* [O QUE PRODUZIR]:
Segundo a notícia, quantos prisioneiros Israel havia anunciado no mês anterior que pretendia libertar?

* [SEÇÃO DO TEXTO]:
####################

Israel libertará 230 presos palestinos na terça-feira

Premiê afirma que ato é gesto de boa vontade a Abbas, líder das negociações palestinas pelo acordo de paz

Reuters,

07 de dezembro de 2008 | 08h44

Israel afirmou neste domingo, 7, que planeja libertar na terça-feira 230 palestinos detidos como gesto de boa vontade ao líder do Fatah e presidente da Autoridade Nacional Palestina (ANP), Mahomoud Abbas, que lidera as negociações de paz com o governo israelense apesar da oposição dos palestinos do grupo islâmico Hamas. Os prisioneiros, uma parte dos 11 mil palestinos em poder de Israel, serão liberados na Cisjordânia durante a festa muçulmana do Eid al-Adha, segundo afirmou o primeiro-ministro Ehud Olmert em nota. Israel anunciou no mês passado que pretendia libertar 250 prisioneiros, mas o comunicado afirmou que o gabinete de ministros que se reuniu neste domingo aprovou uma lista com 230 nomes. Nenhum dos prisioneiros que serão libertados teria "sangue em suas mãos", afirma o comunicado, em referência aos ataques que causaram vítimas israelenses. O escritório de Olmert chamou a decisão de "gesto de boa vontade ante a Autoridade Palestina" liderada por Abbas, do Fatah, "por ocasião da celebração do Eid al-Adha. Conhecida como a "festa do sacrifício", a data que marca o fim da peregrinação a Meca será celebrada na terça, quando os muçulmanos de todo o mundo matam animais e os oferecem aos pobres para obter o perdão de Deus. A nota indicou ainda que todos os prisioneiros pertencem ao Fatah e outros grupos não islâmicos. As libertações são relevantes para os palestinos, que vêem dos detidos como símbolo de resistência contra a ocupação de Israel. Cerca de 200 prisioneiros foram libertados por Israel em agosto. As negociações de paz entre Olmert e Abbas apoiadas pelos EUA, rechaçadas pelo Hamas - que controla a Faixa de Gaza -, tem mostrado poucos sinais de progresso.

####################

* [LISTAGEM FORNECIDA]:
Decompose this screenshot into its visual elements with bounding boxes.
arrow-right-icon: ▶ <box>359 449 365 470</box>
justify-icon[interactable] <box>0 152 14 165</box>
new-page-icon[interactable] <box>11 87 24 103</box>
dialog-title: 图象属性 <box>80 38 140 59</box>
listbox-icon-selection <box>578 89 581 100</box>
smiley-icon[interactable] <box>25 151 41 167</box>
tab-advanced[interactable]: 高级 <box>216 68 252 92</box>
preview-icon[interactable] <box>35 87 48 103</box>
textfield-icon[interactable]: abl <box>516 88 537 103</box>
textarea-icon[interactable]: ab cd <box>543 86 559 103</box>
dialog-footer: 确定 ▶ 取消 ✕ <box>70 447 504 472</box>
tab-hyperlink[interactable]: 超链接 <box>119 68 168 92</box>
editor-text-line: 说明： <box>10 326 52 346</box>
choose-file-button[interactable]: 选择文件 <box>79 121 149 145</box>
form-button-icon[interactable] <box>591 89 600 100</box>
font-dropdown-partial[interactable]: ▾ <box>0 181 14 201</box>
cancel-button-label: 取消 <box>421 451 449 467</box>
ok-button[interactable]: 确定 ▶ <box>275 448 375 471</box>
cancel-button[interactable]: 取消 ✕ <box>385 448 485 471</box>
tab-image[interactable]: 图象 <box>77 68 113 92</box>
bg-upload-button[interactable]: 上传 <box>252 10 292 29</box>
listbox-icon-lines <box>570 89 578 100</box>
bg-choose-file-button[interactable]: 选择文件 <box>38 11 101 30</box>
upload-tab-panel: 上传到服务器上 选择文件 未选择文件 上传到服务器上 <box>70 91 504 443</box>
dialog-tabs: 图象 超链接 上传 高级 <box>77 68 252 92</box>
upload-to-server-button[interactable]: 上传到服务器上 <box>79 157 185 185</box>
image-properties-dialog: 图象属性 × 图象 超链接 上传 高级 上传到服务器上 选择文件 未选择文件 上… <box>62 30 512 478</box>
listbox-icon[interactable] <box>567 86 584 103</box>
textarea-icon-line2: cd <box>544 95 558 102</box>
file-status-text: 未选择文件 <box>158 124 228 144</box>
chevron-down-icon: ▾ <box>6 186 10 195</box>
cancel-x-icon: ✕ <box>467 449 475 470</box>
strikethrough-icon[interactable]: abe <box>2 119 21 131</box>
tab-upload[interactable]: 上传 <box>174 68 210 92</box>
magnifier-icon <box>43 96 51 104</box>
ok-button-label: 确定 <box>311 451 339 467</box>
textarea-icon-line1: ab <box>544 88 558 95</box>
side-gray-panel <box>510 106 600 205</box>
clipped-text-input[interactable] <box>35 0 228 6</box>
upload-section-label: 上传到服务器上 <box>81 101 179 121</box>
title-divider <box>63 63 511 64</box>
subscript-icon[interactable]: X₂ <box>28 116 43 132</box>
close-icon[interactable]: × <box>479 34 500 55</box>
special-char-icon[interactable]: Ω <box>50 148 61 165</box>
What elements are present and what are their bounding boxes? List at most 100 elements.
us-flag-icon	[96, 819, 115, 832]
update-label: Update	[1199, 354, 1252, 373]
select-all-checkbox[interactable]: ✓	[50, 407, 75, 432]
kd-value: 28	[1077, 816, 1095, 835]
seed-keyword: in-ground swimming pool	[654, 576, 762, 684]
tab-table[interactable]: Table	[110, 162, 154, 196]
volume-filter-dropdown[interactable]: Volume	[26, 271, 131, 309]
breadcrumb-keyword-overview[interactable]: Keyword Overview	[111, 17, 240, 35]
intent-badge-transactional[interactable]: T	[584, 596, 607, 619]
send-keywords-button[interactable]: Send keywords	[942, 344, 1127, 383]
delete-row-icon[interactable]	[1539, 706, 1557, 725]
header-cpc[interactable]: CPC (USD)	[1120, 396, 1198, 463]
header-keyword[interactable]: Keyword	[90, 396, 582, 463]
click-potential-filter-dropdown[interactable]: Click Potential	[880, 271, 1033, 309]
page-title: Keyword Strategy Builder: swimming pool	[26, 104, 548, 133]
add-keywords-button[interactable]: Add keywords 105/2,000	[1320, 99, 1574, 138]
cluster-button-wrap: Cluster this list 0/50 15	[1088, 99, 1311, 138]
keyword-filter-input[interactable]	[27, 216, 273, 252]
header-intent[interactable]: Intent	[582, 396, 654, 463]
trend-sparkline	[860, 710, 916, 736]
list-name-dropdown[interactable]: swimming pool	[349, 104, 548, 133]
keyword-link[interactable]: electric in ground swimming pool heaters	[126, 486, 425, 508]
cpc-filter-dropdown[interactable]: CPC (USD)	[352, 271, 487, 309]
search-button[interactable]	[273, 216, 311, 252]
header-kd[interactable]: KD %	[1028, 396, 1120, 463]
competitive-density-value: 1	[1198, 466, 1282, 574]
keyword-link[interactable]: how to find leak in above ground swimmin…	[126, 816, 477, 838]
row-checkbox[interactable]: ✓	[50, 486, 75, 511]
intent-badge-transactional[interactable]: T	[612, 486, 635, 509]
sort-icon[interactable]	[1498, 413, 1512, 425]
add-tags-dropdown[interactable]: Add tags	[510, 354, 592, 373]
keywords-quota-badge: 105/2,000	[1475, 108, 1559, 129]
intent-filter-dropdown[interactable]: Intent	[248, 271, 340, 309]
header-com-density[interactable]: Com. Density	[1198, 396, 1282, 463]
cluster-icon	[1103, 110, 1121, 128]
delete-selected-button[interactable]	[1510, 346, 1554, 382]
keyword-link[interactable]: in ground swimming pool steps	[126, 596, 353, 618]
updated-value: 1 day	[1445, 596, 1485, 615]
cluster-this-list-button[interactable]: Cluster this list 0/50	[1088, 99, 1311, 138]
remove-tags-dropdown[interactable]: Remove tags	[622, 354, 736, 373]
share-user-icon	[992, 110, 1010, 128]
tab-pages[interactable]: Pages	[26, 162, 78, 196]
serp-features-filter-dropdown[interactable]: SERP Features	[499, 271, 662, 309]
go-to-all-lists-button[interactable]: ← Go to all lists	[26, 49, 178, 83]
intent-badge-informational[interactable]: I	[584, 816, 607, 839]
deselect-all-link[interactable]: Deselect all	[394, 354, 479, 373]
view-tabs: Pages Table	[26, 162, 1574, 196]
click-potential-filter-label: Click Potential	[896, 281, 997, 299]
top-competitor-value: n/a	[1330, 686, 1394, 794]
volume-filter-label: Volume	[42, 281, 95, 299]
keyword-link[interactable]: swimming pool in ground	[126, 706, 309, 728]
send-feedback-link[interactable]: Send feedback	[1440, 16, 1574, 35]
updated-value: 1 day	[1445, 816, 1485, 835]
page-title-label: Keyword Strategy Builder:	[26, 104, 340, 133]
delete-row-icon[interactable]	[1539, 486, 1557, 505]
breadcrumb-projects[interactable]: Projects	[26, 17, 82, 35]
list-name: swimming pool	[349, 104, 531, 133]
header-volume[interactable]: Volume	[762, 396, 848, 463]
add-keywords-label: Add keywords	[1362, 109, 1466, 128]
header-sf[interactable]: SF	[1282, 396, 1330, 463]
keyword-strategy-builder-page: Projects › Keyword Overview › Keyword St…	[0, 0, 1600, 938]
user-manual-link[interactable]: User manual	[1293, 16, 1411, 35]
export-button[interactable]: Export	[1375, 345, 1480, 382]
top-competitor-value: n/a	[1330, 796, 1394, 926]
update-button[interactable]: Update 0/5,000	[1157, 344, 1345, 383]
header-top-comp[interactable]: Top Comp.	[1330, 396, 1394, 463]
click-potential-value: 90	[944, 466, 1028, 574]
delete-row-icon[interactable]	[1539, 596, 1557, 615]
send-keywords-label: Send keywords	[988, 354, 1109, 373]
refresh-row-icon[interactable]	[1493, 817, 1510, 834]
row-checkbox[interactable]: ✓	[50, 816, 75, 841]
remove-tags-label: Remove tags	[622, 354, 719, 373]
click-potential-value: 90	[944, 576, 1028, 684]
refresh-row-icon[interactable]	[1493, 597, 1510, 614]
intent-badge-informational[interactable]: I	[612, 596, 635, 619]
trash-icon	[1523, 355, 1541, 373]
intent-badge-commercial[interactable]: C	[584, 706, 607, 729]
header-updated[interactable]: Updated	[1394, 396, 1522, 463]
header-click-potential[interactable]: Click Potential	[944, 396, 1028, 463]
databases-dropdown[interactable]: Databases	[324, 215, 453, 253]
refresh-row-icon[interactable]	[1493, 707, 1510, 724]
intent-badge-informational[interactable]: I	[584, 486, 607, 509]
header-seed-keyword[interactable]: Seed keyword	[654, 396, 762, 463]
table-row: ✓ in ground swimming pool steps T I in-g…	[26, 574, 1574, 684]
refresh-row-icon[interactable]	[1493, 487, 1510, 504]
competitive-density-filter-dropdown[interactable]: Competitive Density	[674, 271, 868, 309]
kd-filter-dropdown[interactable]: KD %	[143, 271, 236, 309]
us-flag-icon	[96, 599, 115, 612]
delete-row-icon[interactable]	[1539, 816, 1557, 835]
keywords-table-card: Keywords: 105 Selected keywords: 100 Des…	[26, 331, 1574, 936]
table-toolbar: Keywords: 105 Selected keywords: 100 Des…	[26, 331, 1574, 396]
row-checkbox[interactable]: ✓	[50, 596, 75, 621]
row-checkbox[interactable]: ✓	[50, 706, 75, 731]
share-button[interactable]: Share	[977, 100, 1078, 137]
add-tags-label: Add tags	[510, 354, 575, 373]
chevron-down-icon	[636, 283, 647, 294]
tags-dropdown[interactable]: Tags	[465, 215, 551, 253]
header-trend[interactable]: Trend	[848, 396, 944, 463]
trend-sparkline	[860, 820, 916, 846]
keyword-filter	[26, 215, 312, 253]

####################

* [ESPAÇO DA RESPOSTA]:
250 prisioneiros.